Reproduce every one of the following rows verbatim, leaving out the pictures.

* **Stored data**
* START *

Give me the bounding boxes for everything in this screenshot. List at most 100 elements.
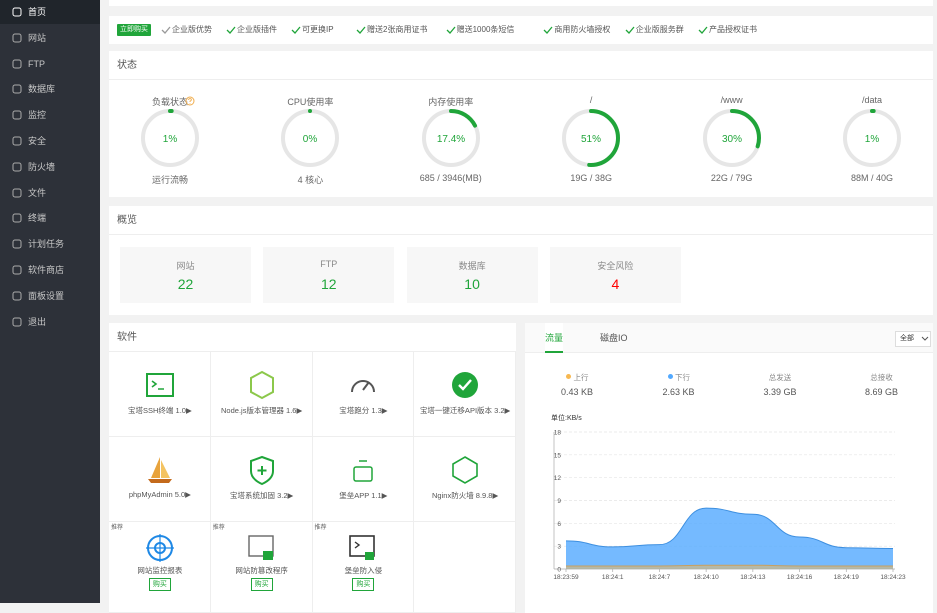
card-value: 10 [464, 276, 480, 292]
nav-item[interactable]: 软件商店 [0, 258, 100, 282]
gauge[interactable]: 1% [840, 106, 904, 170]
promo-text: 赠送1000条短信 [456, 25, 515, 34]
software-name[interactable]: 宝塔SSH终端 1.0▶ [128, 406, 192, 415]
software-cell[interactable]: 推荐 网站监控报表 购买 [109, 521, 211, 613]
nav-item[interactable]: 退出 [0, 310, 100, 334]
nav-label: 文件 [28, 187, 47, 198]
software-name[interactable]: 宝塔系统加固 3.2▶ [229, 491, 294, 500]
panel-title: 概览 [109, 206, 933, 235]
gauge-sub: 19G / 38G [570, 173, 612, 183]
overview-card[interactable]: FTP 12 [263, 247, 395, 303]
nav-label: 监控 [28, 110, 47, 121]
nav-item[interactable]: 终端 [0, 206, 100, 230]
software-icon [452, 456, 478, 484]
software-cell[interactable]: 堡垒APP 1.1▶ [312, 437, 415, 522]
nav-item[interactable]: FTP [0, 52, 100, 76]
nav-icon [12, 59, 22, 69]
help-icon[interactable] [185, 96, 195, 106]
nav-item[interactable]: 数据库 [0, 77, 100, 101]
software-name[interactable]: Node.js版本管理器 1.6▶ [221, 406, 303, 415]
software-cell[interactable]: 宝塔一键迁移API版本 3.2▶ [414, 352, 516, 437]
software-cell[interactable]: 宝塔SSH终端 1.0▶ [109, 352, 211, 437]
software-name[interactable]: 宝塔一键迁移API版本 3.2▶ [419, 406, 511, 415]
gauge-value: 51% [581, 134, 601, 145]
overview-panel: 概览 网站 22 FTP 12 数据库 10 安全风险 4 [109, 206, 933, 315]
nav-item[interactable]: 网站 [0, 26, 100, 50]
card-value: 4 [611, 276, 620, 292]
gauge[interactable]: 17.4% [419, 106, 483, 170]
nav-icon [12, 162, 22, 172]
nav-item[interactable]: 面板设置 [0, 284, 100, 308]
software-cell[interactable]: 推荐 网站防篡改程序 购买 [210, 521, 313, 613]
ic [151, 380, 164, 390]
ic [458, 379, 473, 391]
select-text: 全部 [900, 335, 914, 342]
gauge-value: 1% [865, 134, 880, 145]
check [543, 26, 553, 34]
legend-dot [566, 374, 571, 379]
software-cell[interactable]: phpMyAdmin 5.0▶ [109, 437, 211, 522]
software-name[interactable]: phpMyAdmin 5.0▶ [128, 490, 191, 499]
software-name[interactable]: 网站防篡改程序 [235, 566, 288, 575]
gauge[interactable]: 0% [278, 106, 342, 170]
software-name[interactable]: 宝塔跑分 1.3▶ [339, 406, 388, 415]
software-name[interactable]: 网站监控报表 [137, 566, 183, 575]
nav-icon [12, 265, 22, 275]
icon-shape [12, 317, 22, 327]
ic [249, 370, 274, 400]
nav-item[interactable]: 监控 [0, 103, 100, 127]
software-name[interactable]: 堡垒防入侵 [344, 566, 383, 575]
gauge[interactable]: 30% [700, 106, 764, 170]
stat-label: 总接收 [842, 372, 922, 383]
y-tick-label: 12 [554, 475, 562, 482]
gauge[interactable]: 51% [559, 106, 623, 170]
software-cell[interactable]: 宝塔系统加固 3.2▶ [210, 437, 313, 522]
overview-card[interactable]: 安全风险 4 [549, 247, 681, 303]
chevron-path [921, 336, 929, 341]
nav-item[interactable]: 首页 [0, 0, 100, 24]
card-label: 安全风险 [597, 261, 634, 271]
buy-button[interactable]: 立即购买 [117, 24, 151, 36]
software-name[interactable]: 堡垒APP 1.1▶ [339, 491, 388, 500]
nav-icon [12, 7, 22, 17]
software-cell[interactable]: Node.js版本管理器 1.6▶ [210, 352, 313, 437]
y-tick-label: 6 [557, 521, 561, 528]
ic [362, 381, 371, 391]
ic [249, 455, 274, 486]
buy-button[interactable]: 购买 [250, 578, 273, 591]
y-axis-label: 单位:KB/s [551, 413, 582, 422]
ic [353, 466, 374, 482]
stat-label: 总发送 [740, 372, 820, 383]
nav-item[interactable]: 防火墙 [0, 155, 100, 179]
gauge-label: / [589, 95, 593, 105]
promo-text: 企业版服务群 [635, 25, 684, 34]
software-name[interactable]: Nginx防火墙 8.9.8▶ [432, 491, 499, 500]
tab[interactable]: 磁盘IO [600, 333, 628, 343]
ic [145, 373, 174, 397]
buy-button[interactable]: 购买 [148, 578, 171, 591]
area [566, 508, 893, 569]
overview-card[interactable]: 网站 22 [120, 247, 251, 303]
tab[interactable]: 流量 [545, 323, 564, 353]
software-cell[interactable]: 推荐 堡垒防入侵 购买 [312, 521, 415, 613]
gauge[interactable]: 1% [138, 106, 202, 170]
nav-label: 数据库 [28, 84, 56, 95]
traffic-chart: 单位:KB/s 0 3 6 9 12 15 18 18:23:59 18:24:1 18:24:7 1… [551, 413, 906, 581]
nav-item[interactable]: 安全 [0, 129, 100, 153]
promo-text: 商用防火墙授权 [554, 25, 611, 34]
software-cell[interactable]: Nginx防火墙 8.9.8▶ [414, 437, 516, 522]
icon-shape [12, 188, 22, 198]
gauge-value: 1% [163, 134, 178, 145]
nav-label: 防火墙 [28, 161, 56, 172]
select[interactable]: 全部 [895, 331, 931, 347]
gauge-arc [281, 109, 340, 167]
overview-card[interactable]: 数据库 10 [406, 247, 538, 303]
help-mark [188, 98, 192, 104]
nav-item[interactable]: 计划任务 [0, 232, 100, 256]
gauge-sub: 88M / 40G [850, 173, 894, 183]
buy-button[interactable]: 购买 [352, 578, 375, 591]
software-cell[interactable]: 宝塔跑分 1.3▶ [312, 352, 415, 437]
ic [351, 380, 376, 393]
nav-item[interactable]: 文件 [0, 181, 100, 205]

* END *

* **Complete output**
Give me the bounding boxes for everything in this screenshot. List at most 100 elements.
card-value: 10 [464, 276, 480, 292]
nav-item[interactable]: 软件商店 [0, 258, 100, 282]
gauge[interactable]: 1% [840, 106, 904, 170]
promo-text: 赠送1000条短信 [456, 25, 515, 34]
software-name[interactable]: 宝塔SSH终端 1.0▶ [128, 406, 192, 415]
software-cell[interactable]: 推荐 网站监控报表 购买 [109, 521, 211, 613]
nav-item[interactable]: 退出 [0, 310, 100, 334]
nav-label: 文件 [28, 187, 47, 198]
software-name[interactable]: 宝塔系统加固 3.2▶ [229, 491, 294, 500]
panel-title: 概览 [109, 206, 933, 235]
gauge-sub: 19G / 38G [570, 173, 612, 183]
overview-card[interactable]: FTP 12 [263, 247, 395, 303]
nav-label: 监控 [28, 110, 47, 121]
nav-item[interactable]: 终端 [0, 206, 100, 230]
software-icon [452, 456, 478, 484]
software-cell[interactable]: 堡垒APP 1.1▶ [312, 437, 415, 522]
nav-item[interactable]: FTP [0, 52, 100, 76]
nav-icon [12, 59, 22, 69]
help-icon[interactable] [185, 96, 195, 106]
nav-item[interactable]: 数据库 [0, 77, 100, 101]
software-name[interactable]: Node.js版本管理器 1.6▶ [221, 406, 303, 415]
software-cell[interactable]: 宝塔一键迁移API版本 3.2▶ [414, 352, 516, 437]
software-cell[interactable]: 宝塔SSH终端 1.0▶ [109, 352, 211, 437]
software-name[interactable]: 宝塔一键迁移API版本 3.2▶ [419, 406, 511, 415]
gauge-value: 51% [581, 134, 601, 145]
overview-panel: 概览 网站 22 FTP 12 数据库 10 安全风险 4 [109, 206, 933, 315]
nav-item[interactable]: 网站 [0, 26, 100, 50]
card-value: 4 [611, 276, 620, 292]
gauge[interactable]: 17.4% [419, 106, 483, 170]
nav-icon [12, 162, 22, 172]
nav-item[interactable]: 面板设置 [0, 284, 100, 308]
software-cell[interactable]: 推荐 网站防篡改程序 购买 [210, 521, 313, 613]
ic [151, 380, 164, 390]
ic [458, 379, 473, 391]
select-text: 全部 [900, 335, 914, 342]
gauge-value: 1% [865, 134, 880, 145]
check [543, 26, 553, 34]
legend-dot [566, 374, 571, 379]
software-cell[interactable]: phpMyAdmin 5.0▶ [109, 437, 211, 522]
software-name[interactable]: phpMyAdmin 5.0▶ [128, 490, 191, 499]
software-name[interactable]: 网站防篡改程序 [235, 566, 288, 575]
gauge[interactable]: 0% [278, 106, 342, 170]
software-name[interactable]: 宝塔跑分 1.3▶ [339, 406, 388, 415]
software-name[interactable]: 网站监控报表 [137, 566, 183, 575]
nav-icon [12, 265, 22, 275]
icon-shape [12, 317, 22, 327]
ic [249, 370, 274, 400]
nav-item[interactable]: 监控 [0, 103, 100, 127]
software-name[interactable]: 堡垒防入侵 [344, 566, 383, 575]
gauge[interactable]: 30% [700, 106, 764, 170]
stat-label: 总接收 [842, 372, 922, 383]
y-tick-label: 12 [554, 475, 562, 482]
gauge[interactable]: 51% [559, 106, 623, 170]
software-cell[interactable]: 宝塔系统加固 3.2▶ [210, 437, 313, 522]
overview-card[interactable]: 安全风险 4 [549, 247, 681, 303]
chevron-path [921, 336, 929, 341]
nav-item[interactable]: 首页 [0, 0, 100, 24]
card-label: 安全风险 [597, 261, 634, 271]
buy-button[interactable]: 立即购买 [117, 24, 151, 36]
software-name[interactable]: 堡垒APP 1.1▶ [339, 491, 388, 500]
nav-icon [12, 7, 22, 17]
software-cell[interactable]: Node.js版本管理器 1.6▶ [210, 352, 313, 437]
y-tick-label: 6 [557, 521, 561, 528]
ic [362, 381, 371, 391]
ic [249, 455, 274, 486]
buy-button[interactable]: 购买 [250, 578, 273, 591]
y-axis-label: 单位:KB/s [551, 413, 582, 422]
ic [353, 466, 374, 482]
stat-label: 总发送 [740, 372, 820, 383]
nav-item[interactable]: 防火墙 [0, 155, 100, 179]
gauge-label: / [589, 95, 593, 105]
promo-text: 企业版服务群 [635, 25, 684, 34]
software-name[interactable]: Nginx防火墙 8.9.8▶ [432, 491, 499, 500]
tab[interactable]: 磁盘IO [600, 333, 628, 343]
ic [145, 373, 174, 397]
buy-button[interactable]: 购买 [148, 578, 171, 591]
area [566, 508, 893, 569]
overview-card[interactable]: 网站 22 [120, 247, 251, 303]
tab[interactable]: 流量 [545, 323, 564, 353]
software-cell[interactable]: 推荐 堡垒防入侵 购买 [312, 521, 415, 613]
gauge[interactable]: 1% [138, 106, 202, 170]
nav-label: 数据库 [28, 84, 56, 95]
traffic-chart: 单位:KB/s 0 3 6 9 12 15 18 18:23:59 18:24:1 18:24:7 1… [551, 413, 906, 581]
nav-item[interactable]: 安全 [0, 129, 100, 153]
promo-text: 商用防火墙授权 [554, 25, 611, 34]
software-cell[interactable]: Nginx防火墙 8.9.8▶ [414, 437, 516, 522]
icon-shape [12, 188, 22, 198]
gauge-value: 1% [163, 134, 178, 145]
nav-label: 防火墙 [28, 161, 56, 172]
select[interactable]: 全部 [895, 331, 931, 347]
gauge-arc [281, 109, 340, 167]
overview-card[interactable]: 数据库 10 [406, 247, 538, 303]
help-mark [188, 98, 192, 104]
nav-item[interactable]: 计划任务 [0, 232, 100, 256]
gauge-sub: 88M / 40G [850, 173, 894, 183]
buy-button[interactable]: 购买 [352, 578, 375, 591]
software-cell[interactable]: 宝塔跑分 1.3▶ [312, 352, 415, 437]
ic [351, 380, 376, 393]
nav-item[interactable]: 文件 [0, 181, 100, 205]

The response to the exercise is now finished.